> Written task: Write out all the entries word for word and omit any pictures.

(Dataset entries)
================================

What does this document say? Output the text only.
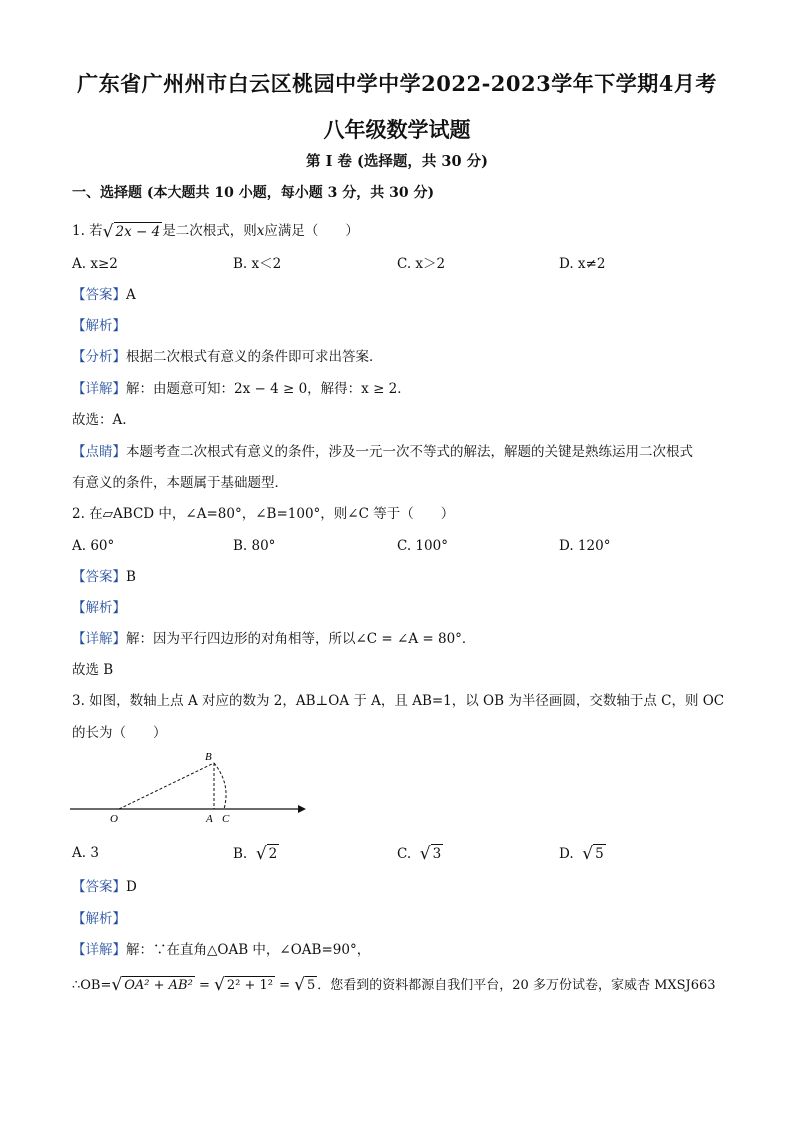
广东省广州州市白云区桃园中学中学2022-2023学年下学期4月考
八年级数学试题
第 I 卷 (选择题，共 30 分)
一、选择题 (本大题共 10 小题，每小题 3 分，共 30 分)
1. 若√ 2x − 4 是二次根式，则x应满足（　　）
A. x≥2	B. x＜2	C. x＞2	D. x≠2
【答案】A
【解析】
【分析】根据二次根式有意义的条件即可求出答案．
【详解】解：由题意可知：2x − 4 ≥ 0，解得：x ≥ 2．
故选：A.
【点睛】本题考查二次根式有意义的条件，涉及一元一次不等式的解法，解题的关键是熟练运用二次根式
有意义的条件，本题属于基础题型．
2. 在▱ABCD 中，∠A=80°，∠B=100°，则∠C 等于（　　）
A. 60°	B. 80°	C. 100°	D. 120°
【答案】B
【解析】
【详解】解：因为平行四边形的对角相等，所以∠C = ∠A = 80°．
故选 B
3. 如图，数轴上点 A 对应的数为 2，AB⊥OA 于 A，且 AB=1，以 OB 为半径画圆，交数轴于点 C，则 OC
的长为（　　）
B
O	A C
A. 3	B. √ 2	C. √ 3	D. √ 5
【答案】D
【解析】
【详解】解：∵在直角△OAB 中，∠OAB=90°，
∴OB=√ OA² + AB² = √ 2² + 1² = √ 5 ．您看到的资料都源自我们平台，20 多万份试卷，家威杏 MXSJ663
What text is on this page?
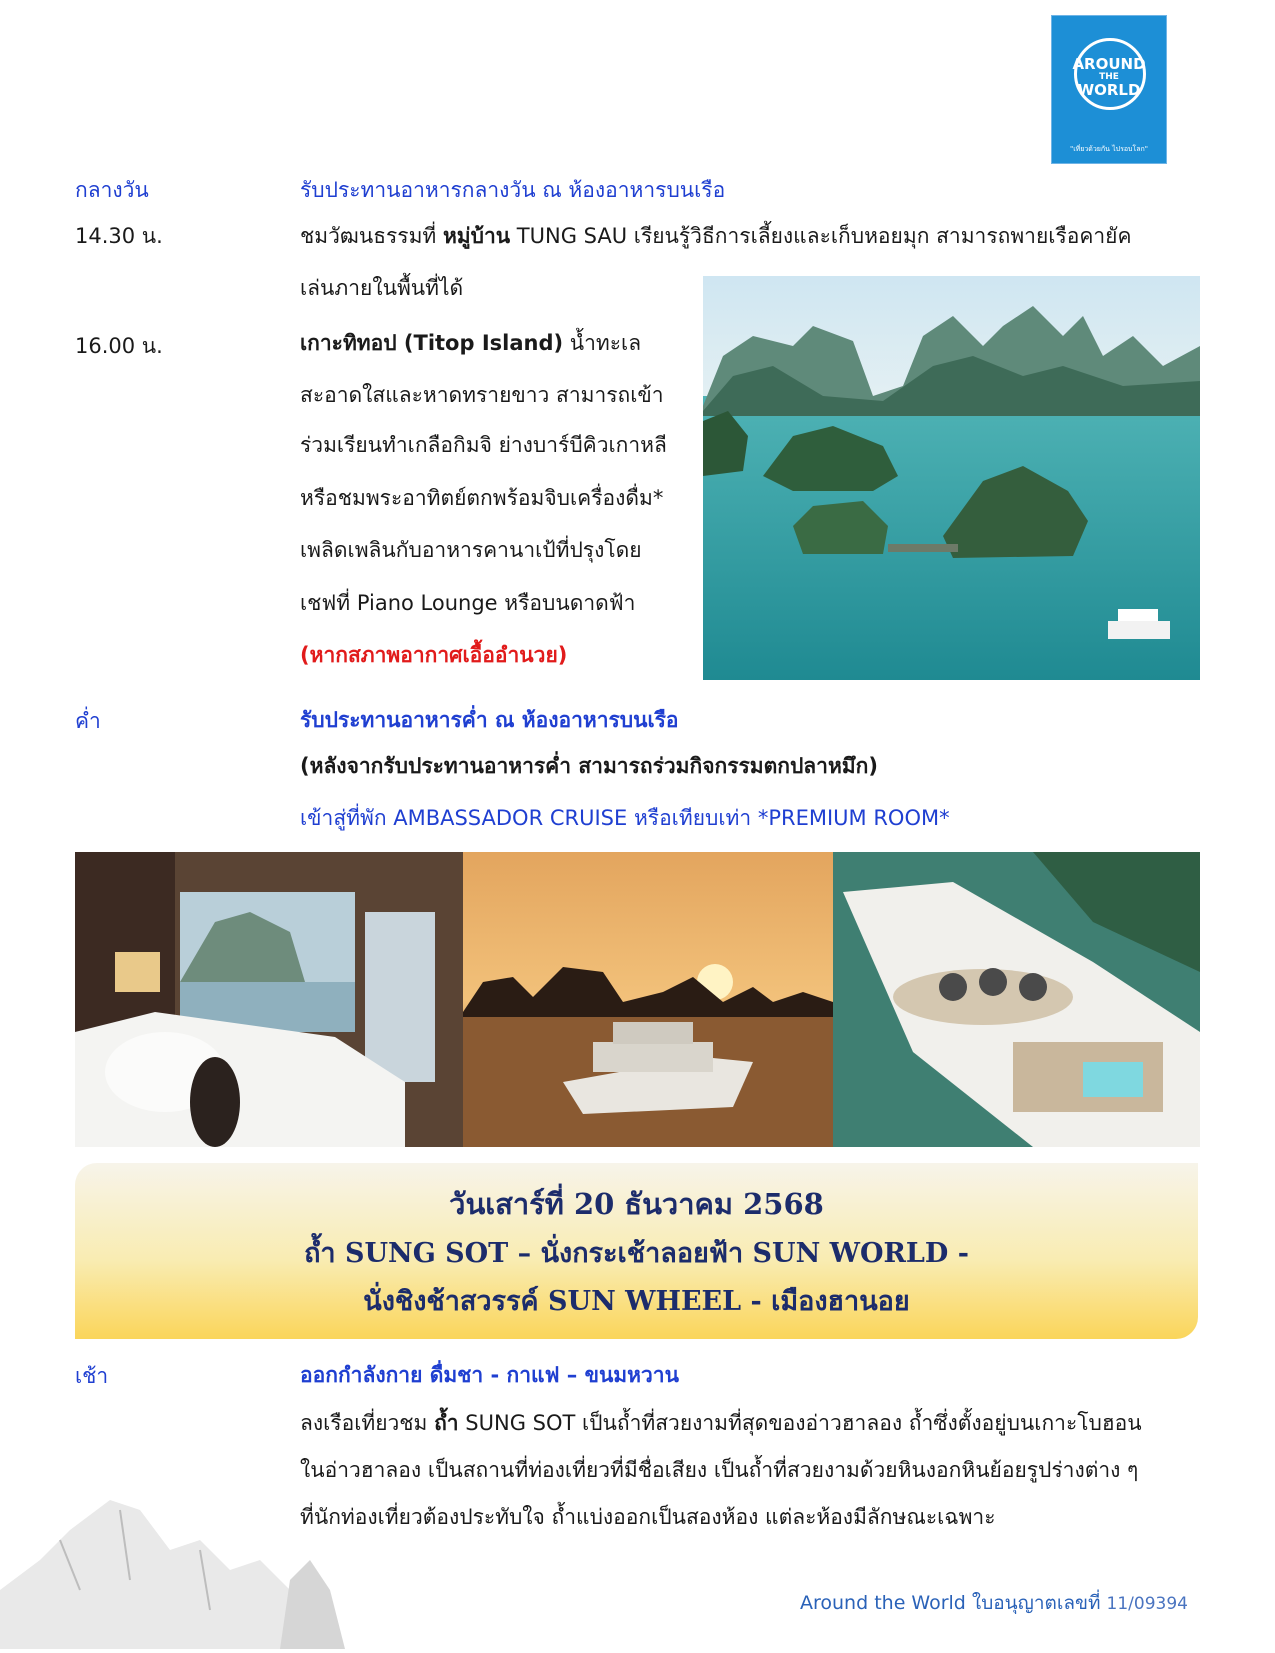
AROUND
THE
WORLD
"เที่ยวด้วยกัน ไปรอบโลก"
กลางวัน	รับประทานอาหารกลางวัน ณ ห้องอาหารบนเรือ
14.30 น.	ชมวัฒนธรรมที่ หมู่บ้าน TUNG SAU เรียนรู้วิธีการเลี้ยงและเก็บหอยมุก สามารถพายเรือคายัค
เล่นภายในพื้นที่ได้
16.00 น.	เกาะทิทอป (Titop Island) น้ำทะเล
สะอาดใสและหาดทรายขาว สามารถเข้า
ร่วมเรียนทำเกลือกิมจิ ย่างบาร์บีคิวเกาหลี
หรือชมพระอาทิตย์ตกพร้อมจิบเครื่องดื่ม*
เพลิดเพลินกับอาหารคานาเป้ที่ปรุงโดย
เชฟที่ Piano Lounge หรือบนดาดฟ้า
(หากสภาพอากาศเอื้ออำนวย)
ค่ำ	รับประทานอาหารค่ำ ณ ห้องอาหารบนเรือ
(หลังจากรับประทานอาหารค่ำ สามารถร่วมกิจกรรมตกปลาหมึก)
เข้าสู่ที่พัก AMBASSADOR CRUISE หรือเทียบเท่า *PREMIUM ROOM*
วันเสาร์ที่ 20 ธันวาคม 2568
ถ้ำ SUNG SOT – นั่งกระเช้าลอยฟ้า SUN WORLD -
นั่งชิงช้าสวรรค์ SUN WHEEL - เมืองฮานอย
เช้า	ออกกำลังกาย ดื่มชา - กาแฟ – ขนมหวาน
ลงเรือเที่ยวชม ถ้ำ SUNG SOT เป็นถ้ำที่สวยงามที่สุดของอ่าวฮาลอง ถ้ำซึ่งตั้งอยู่บนเกาะโบฮอน
ในอ่าวฮาลอง เป็นสถานที่ท่องเที่ยวที่มีชื่อเสียง เป็นถ้ำที่สวยงามด้วยหินงอกหินย้อยรูปร่างต่าง ๆ
ที่นักท่องเที่ยวต้องประทับใจ ถ้ำแบ่งออกเป็นสองห้อง แต่ละห้องมีลักษณะเฉพาะ
Around the World ใบอนุญาตเลขที่ 11/09394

================================

> Completed exercise:
What does this document say? Output the text only.
广东省广州州市白云区桃园中学中学2022-2023学年下学期4月考
八年级数学试题
第 I 卷 (选择题，共 30 分)
一、选择题 (本大题共 10 小题，每小题 3 分，共 30 分)
1. 若√ 2x − 4 是二次根式，则x应满足（　　）
A. x≥2	B. x＜2	C. x＞2	D. x≠2
【答案】A
【解析】
【分析】根据二次根式有意义的条件即可求出答案．
【详解】解：由题意可知：2x − 4 ≥ 0，解得：x ≥ 2．
故选：A.
【点睛】本题考查二次根式有意义的条件，涉及一元一次不等式的解法，解题的关键是熟练运用二次根式
有意义的条件，本题属于基础题型．
2. 在▱ABCD 中，∠A=80°，∠B=100°，则∠C 等于（　　）
A. 60°	B. 80°	C. 100°	D. 120°
【答案】B
【解析】
【详解】解：因为平行四边形的对角相等，所以∠C = ∠A = 80°．
故选 B
3. 如图，数轴上点 A 对应的数为 2，AB⊥OA 于 A，且 AB=1，以 OB 为半径画圆，交数轴于点 C，则 OC
的长为（　　）
B
O	A C
A. 3	B. √ 2	C. √ 3	D. √ 5
【答案】D
【解析】
【详解】解：∵在直角△OAB 中，∠OAB=90°，
∴OB=√ OA² + AB² = √ 2² + 1² = √ 5 ．您看到的资料都源自我们平台，20 多万份试卷，家威杏 MXSJ663
What text is on this page?
AROUND
THE
WORLD
"เที่ยวด้วยกัน ไปรอบโลก"
กลางวัน	รับประทานอาหารกลางวัน ณ ห้องอาหารบนเรือ
14.30 น.	ชมวัฒนธรรมที่ หมู่บ้าน TUNG SAU เรียนรู้วิธีการเลี้ยงและเก็บหอยมุก สามารถพายเรือคายัค
เล่นภายในพื้นที่ได้
16.00 น.	เกาะทิทอป (Titop Island) น้ำทะเล
สะอาดใสและหาดทรายขาว สามารถเข้า
ร่วมเรียนทำเกลือกิมจิ ย่างบาร์บีคิวเกาหลี
หรือชมพระอาทิตย์ตกพร้อมจิบเครื่องดื่ม*
เพลิดเพลินกับอาหารคานาเป้ที่ปรุงโดย
เชฟที่ Piano Lounge หรือบนดาดฟ้า
(หากสภาพอากาศเอื้ออำนวย)
ค่ำ	รับประทานอาหารค่ำ ณ ห้องอาหารบนเรือ
(หลังจากรับประทานอาหารค่ำ สามารถร่วมกิจกรรมตกปลาหมึก)
เข้าสู่ที่พัก AMBASSADOR CRUISE หรือเทียบเท่า *PREMIUM ROOM*
วันเสาร์ที่ 20 ธันวาคม 2568
ถ้ำ SUNG SOT – นั่งกระเช้าลอยฟ้า SUN WORLD -
นั่งชิงช้าสวรรค์ SUN WHEEL - เมืองฮานอย
เช้า	ออกกำลังกาย ดื่มชา - กาแฟ – ขนมหวาน
ลงเรือเที่ยวชม ถ้ำ SUNG SOT เป็นถ้ำที่สวยงามที่สุดของอ่าวฮาลอง ถ้ำซึ่งตั้งอยู่บนเกาะโบฮอน
ในอ่าวฮาลอง เป็นสถานที่ท่องเที่ยวที่มีชื่อเสียง เป็นถ้ำที่สวยงามด้วยหินงอกหินย้อยรูปร่างต่าง ๆ
ที่นักท่องเที่ยวต้องประทับใจ ถ้ำแบ่งออกเป็นสองห้อง แต่ละห้องมีลักษณะเฉพาะ
Around the World ใบอนุญาตเลขที่ 11/09394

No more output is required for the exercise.